Task to complete: Reproduce the lines exactly, from the start of the records up to and including the line that contains "clear-selection-checkbox[interactable] xyxy=(1134,496,1162,524)".

** start **

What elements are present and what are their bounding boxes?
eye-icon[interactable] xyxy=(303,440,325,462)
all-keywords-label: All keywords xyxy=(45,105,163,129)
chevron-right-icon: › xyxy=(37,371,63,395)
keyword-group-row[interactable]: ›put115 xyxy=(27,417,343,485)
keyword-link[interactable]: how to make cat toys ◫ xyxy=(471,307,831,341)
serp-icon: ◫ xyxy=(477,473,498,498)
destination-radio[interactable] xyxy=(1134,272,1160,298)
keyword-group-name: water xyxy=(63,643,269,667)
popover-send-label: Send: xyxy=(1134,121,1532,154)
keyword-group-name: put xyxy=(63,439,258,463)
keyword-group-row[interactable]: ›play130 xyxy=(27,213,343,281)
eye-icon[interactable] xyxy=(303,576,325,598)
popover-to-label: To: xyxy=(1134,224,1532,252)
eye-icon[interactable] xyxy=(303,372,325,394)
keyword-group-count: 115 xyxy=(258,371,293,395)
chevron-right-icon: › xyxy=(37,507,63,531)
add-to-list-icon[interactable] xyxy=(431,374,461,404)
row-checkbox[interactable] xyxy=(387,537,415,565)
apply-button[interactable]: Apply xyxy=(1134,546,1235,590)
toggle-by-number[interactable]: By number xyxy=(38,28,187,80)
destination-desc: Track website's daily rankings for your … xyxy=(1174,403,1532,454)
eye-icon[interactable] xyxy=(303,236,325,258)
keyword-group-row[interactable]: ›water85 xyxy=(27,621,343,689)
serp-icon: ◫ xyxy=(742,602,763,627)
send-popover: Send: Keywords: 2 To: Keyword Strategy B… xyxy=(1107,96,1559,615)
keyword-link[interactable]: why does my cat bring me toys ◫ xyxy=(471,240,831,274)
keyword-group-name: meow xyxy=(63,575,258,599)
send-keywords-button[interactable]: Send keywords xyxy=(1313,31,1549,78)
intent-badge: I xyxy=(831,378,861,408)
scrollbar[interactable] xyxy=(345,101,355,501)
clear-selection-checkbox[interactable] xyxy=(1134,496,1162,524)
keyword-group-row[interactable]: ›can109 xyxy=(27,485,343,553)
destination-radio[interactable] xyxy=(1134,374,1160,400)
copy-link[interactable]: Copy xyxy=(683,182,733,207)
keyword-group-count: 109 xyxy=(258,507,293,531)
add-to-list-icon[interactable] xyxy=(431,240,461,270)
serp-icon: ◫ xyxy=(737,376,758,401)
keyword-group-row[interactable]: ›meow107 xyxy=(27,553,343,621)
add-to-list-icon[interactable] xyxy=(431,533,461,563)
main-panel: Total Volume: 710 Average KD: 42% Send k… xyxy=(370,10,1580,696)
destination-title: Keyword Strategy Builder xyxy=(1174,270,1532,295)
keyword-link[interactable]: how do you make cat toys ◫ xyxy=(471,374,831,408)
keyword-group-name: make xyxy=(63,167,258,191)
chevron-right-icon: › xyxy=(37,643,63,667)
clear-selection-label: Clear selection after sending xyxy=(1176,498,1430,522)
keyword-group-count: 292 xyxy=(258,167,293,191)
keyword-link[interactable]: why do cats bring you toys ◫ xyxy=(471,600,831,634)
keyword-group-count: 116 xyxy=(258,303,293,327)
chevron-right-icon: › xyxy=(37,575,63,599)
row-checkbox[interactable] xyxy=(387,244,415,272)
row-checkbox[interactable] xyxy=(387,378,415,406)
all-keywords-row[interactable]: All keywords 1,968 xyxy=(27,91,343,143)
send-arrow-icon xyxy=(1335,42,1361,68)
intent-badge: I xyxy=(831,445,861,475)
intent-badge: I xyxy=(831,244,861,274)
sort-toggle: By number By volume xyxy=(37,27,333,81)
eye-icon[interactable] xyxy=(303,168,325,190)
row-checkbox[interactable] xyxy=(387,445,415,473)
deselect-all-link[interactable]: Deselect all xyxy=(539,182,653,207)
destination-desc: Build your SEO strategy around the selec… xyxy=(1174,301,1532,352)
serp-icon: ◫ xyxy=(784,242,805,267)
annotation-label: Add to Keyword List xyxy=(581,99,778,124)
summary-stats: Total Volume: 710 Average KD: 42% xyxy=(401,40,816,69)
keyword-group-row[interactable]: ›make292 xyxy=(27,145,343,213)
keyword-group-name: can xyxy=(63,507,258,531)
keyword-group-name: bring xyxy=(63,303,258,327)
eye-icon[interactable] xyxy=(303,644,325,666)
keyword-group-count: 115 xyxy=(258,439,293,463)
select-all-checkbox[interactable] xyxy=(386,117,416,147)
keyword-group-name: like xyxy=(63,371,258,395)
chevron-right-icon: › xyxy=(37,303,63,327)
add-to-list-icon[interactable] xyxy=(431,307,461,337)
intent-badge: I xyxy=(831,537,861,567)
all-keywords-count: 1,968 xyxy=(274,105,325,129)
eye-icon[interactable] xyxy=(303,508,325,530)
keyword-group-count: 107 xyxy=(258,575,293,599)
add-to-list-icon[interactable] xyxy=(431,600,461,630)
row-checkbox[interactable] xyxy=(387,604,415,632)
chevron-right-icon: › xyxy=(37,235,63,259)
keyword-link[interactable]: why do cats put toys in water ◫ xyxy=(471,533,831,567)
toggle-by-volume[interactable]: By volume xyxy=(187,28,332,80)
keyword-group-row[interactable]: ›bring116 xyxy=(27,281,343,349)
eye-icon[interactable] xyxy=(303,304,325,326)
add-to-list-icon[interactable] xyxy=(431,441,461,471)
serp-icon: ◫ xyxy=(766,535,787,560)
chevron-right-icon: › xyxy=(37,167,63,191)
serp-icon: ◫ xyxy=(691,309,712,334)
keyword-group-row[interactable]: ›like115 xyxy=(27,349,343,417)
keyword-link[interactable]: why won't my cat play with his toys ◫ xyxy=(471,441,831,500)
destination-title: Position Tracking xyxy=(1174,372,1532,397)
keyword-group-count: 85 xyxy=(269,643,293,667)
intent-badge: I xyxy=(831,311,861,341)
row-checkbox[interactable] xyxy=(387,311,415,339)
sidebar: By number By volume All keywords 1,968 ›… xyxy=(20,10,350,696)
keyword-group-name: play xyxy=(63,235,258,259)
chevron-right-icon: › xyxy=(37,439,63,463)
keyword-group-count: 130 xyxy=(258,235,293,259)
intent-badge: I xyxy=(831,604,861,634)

** end **

Response to this exercise:
What elements are present and what are their bounding boxes?
eye-icon[interactable] xyxy=(303,440,325,462)
all-keywords-label: All keywords xyxy=(45,105,163,129)
chevron-right-icon: › xyxy=(37,371,63,395)
keyword-group-row[interactable]: ›put115 xyxy=(27,417,343,485)
keyword-link[interactable]: how to make cat toys ◫ xyxy=(471,307,831,341)
serp-icon: ◫ xyxy=(477,473,498,498)
destination-radio[interactable] xyxy=(1134,272,1160,298)
keyword-group-name: water xyxy=(63,643,269,667)
popover-send-label: Send: xyxy=(1134,121,1532,154)
keyword-group-name: put xyxy=(63,439,258,463)
keyword-group-row[interactable]: ›play130 xyxy=(27,213,343,281)
eye-icon[interactable] xyxy=(303,576,325,598)
popover-to-label: To: xyxy=(1134,224,1532,252)
eye-icon[interactable] xyxy=(303,372,325,394)
keyword-group-count: 115 xyxy=(258,371,293,395)
chevron-right-icon: › xyxy=(37,507,63,531)
add-to-list-icon[interactable] xyxy=(431,374,461,404)
row-checkbox[interactable] xyxy=(387,537,415,565)
apply-button[interactable]: Apply xyxy=(1134,546,1235,590)
toggle-by-number[interactable]: By number xyxy=(38,28,187,80)
destination-desc: Track website's daily rankings for your … xyxy=(1174,403,1532,454)
eye-icon[interactable] xyxy=(303,236,325,258)
keyword-group-row[interactable]: ›water85 xyxy=(27,621,343,689)
serp-icon: ◫ xyxy=(742,602,763,627)
send-popover: Send: Keywords: 2 To: Keyword Strategy B… xyxy=(1107,96,1559,615)
keyword-link[interactable]: why does my cat bring me toys ◫ xyxy=(471,240,831,274)
keyword-group-name: meow xyxy=(63,575,258,599)
send-keywords-button[interactable]: Send keywords xyxy=(1313,31,1549,78)
intent-badge: I xyxy=(831,378,861,408)
scrollbar[interactable] xyxy=(345,101,355,501)
clear-selection-checkbox[interactable] xyxy=(1134,496,1162,524)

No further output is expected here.